-- Begin Excerpt to read --
Huff argues that the district court erred in determining the loss amount attributable to him as $86,938.03. He argues that the proper amount of loss should be based only on his counts of conviction, and that therefore he should have been held responsible for only $42,068.64-the portion he received as “kickbacks” from S.H., who retained the other half. Thus, he contends, under United States Sentencing Guideline (“U.S.S.G.”) § 2B1.1(b)(1), his base offense level should have been increased by six levels, not eight levels.

This court reviews de novo questions of law arising under the Sentencing Guidelines. United States v. DeVegter, 439 F.3d 1299, 1303 (11th Cir.2006). This court reviews for clear error a district court's factual determinations made at sentencing. Id. Because Huff's arguments on appeal focus on whether the district court properly held him liable for kickbacks received by his co-conspirator, Huff raises a legal issue subject to de novo review. Id.
-- End Excerpt to read --
-- Begin Record set --
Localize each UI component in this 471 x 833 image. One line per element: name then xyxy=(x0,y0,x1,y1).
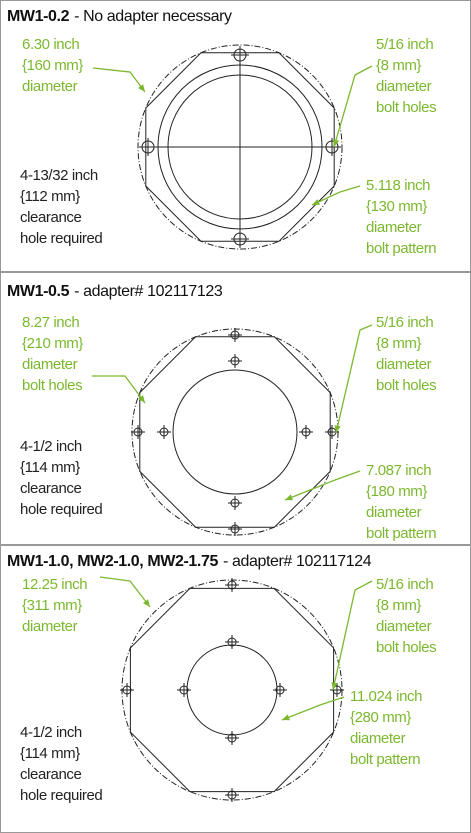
leader-line xyxy=(92,375,146,404)
leader-arrow xyxy=(285,494,293,501)
bolt-label: bolt holes xyxy=(376,377,436,394)
bolt-label: {8 mm} xyxy=(376,335,422,352)
note: - adapter# 102117123 xyxy=(74,283,223,300)
pattern-label: diameter xyxy=(350,730,406,747)
outer-label: 8.27 inch xyxy=(22,314,79,331)
clearance-label: 4-13/32 inch xyxy=(20,167,98,184)
outer-label: {210 mm} xyxy=(22,335,83,352)
leader-arrow xyxy=(282,714,290,721)
leader-arrow xyxy=(331,682,338,690)
bolt-label: 5/16 inch xyxy=(376,314,433,331)
leader-arrow xyxy=(138,395,145,403)
leader-arrow xyxy=(312,199,320,205)
bolt-label: 5/16 inch xyxy=(376,576,433,593)
outer-label: diameter xyxy=(22,618,78,635)
leader-line xyxy=(311,185,361,206)
leader-line xyxy=(333,65,373,148)
pattern-label: bolt pattern xyxy=(366,525,436,542)
outer-label: {311 mm} xyxy=(22,597,82,614)
panel-title: MW1-0.2- No adapter necessary xyxy=(7,8,232,25)
pattern-label: 5.118 inch xyxy=(366,177,430,194)
leader-line xyxy=(332,580,373,691)
leader-line xyxy=(335,324,373,434)
outer-circle xyxy=(137,44,343,250)
leader-line xyxy=(281,696,345,721)
model: MW1-1.0, MW2-1.0, MW2-1.75 xyxy=(7,553,218,570)
leader-arrow xyxy=(143,599,150,607)
panel-title: MW1-1.0, MW2-1.0, MW2-1.75 - adapter# 102… xyxy=(7,553,372,570)
clearance-label: hole required xyxy=(20,230,102,247)
panel-title: MW1-0.5- adapter# 102117123 xyxy=(7,283,223,300)
bolt-label: diameter xyxy=(376,356,432,373)
clearance-label: {114 mm} xyxy=(20,745,80,762)
bolt-label: bolt holes xyxy=(376,99,436,116)
inner-circle xyxy=(186,644,278,736)
bolt-label: 5/16 inch xyxy=(376,36,433,53)
clearance-label: hole required xyxy=(20,787,102,804)
bolt-label: {8 mm} xyxy=(376,597,422,614)
model: MW1-0.5 xyxy=(7,283,70,300)
outer-label: diameter xyxy=(22,78,78,95)
inner-circle xyxy=(172,369,298,495)
pattern-label: 11.024 inch xyxy=(350,688,422,705)
adapter-outline xyxy=(139,336,331,528)
model: MW1-0.2 xyxy=(7,8,70,25)
clearance-label: 4-1/2 inch xyxy=(20,438,82,455)
clearance-label: hole required xyxy=(20,501,102,518)
leader-arrow xyxy=(138,84,145,92)
leader-line xyxy=(284,470,361,501)
clearance-label: 4-1/2 inch xyxy=(20,724,82,741)
outer-label: 12.25 inch xyxy=(22,576,87,593)
outer-label: 6.30 inch xyxy=(22,36,79,53)
note: - adapter# 102117124 xyxy=(223,553,372,570)
outer-label: bolt holes xyxy=(22,377,82,394)
bolt-label: bolt holes xyxy=(376,639,436,656)
pattern-label: {280 mm} xyxy=(350,709,411,726)
pattern-label: {180 mm} xyxy=(366,483,427,500)
leader-line xyxy=(92,67,146,93)
outer-label: diameter xyxy=(22,356,78,373)
bolt-label: {8 mm} xyxy=(376,57,422,74)
pattern-label: diameter xyxy=(366,504,422,521)
leader-arrow xyxy=(334,425,341,433)
outer-label: {160 mm} xyxy=(22,57,83,74)
leader-line xyxy=(99,576,151,608)
clearance-label: clearance xyxy=(20,209,81,226)
pattern-label: 7.087 inch xyxy=(366,462,431,479)
pattern-label: {130 mm} xyxy=(366,198,427,215)
adapter-outline xyxy=(145,52,335,242)
outer-circle xyxy=(121,579,343,801)
note: - No adapter necessary xyxy=(74,8,232,25)
pattern-label: bolt pattern xyxy=(350,751,420,768)
bolt-label: diameter xyxy=(376,78,432,95)
adapter-outline xyxy=(129,587,335,793)
clearance-label: {112 mm} xyxy=(20,188,80,205)
leader-arrow xyxy=(333,139,340,147)
clearance-label: {114 mm} xyxy=(20,459,80,476)
clearance-label: clearance xyxy=(20,480,81,497)
pattern-label: diameter xyxy=(366,219,422,236)
pattern-label: bolt pattern xyxy=(366,240,436,257)
bolt-label: diameter xyxy=(376,618,432,635)
clearance-label: clearance xyxy=(20,766,81,783)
-- End Record set --
From the passage on Huff's sentencing appeal above, retype the part that opens with the words "Huff argues that" and closes with "not eight levels.".

▶ Response to the exercise:
Huff argues that the district court erred in determining the loss amount attributable to him as $86,938.03. He argues that the proper amount of loss should be based only on his counts of conviction, and that therefore he should have been held responsible for only $42,068.64-the portion he received as “kickbacks” from S.H., who retained the other half. Thus, he contends, under United States Sentencing Guideline (“U.S.S.G.”) § 2B1.1(b)(1), his base offense level should have been increased by six levels, not eight levels.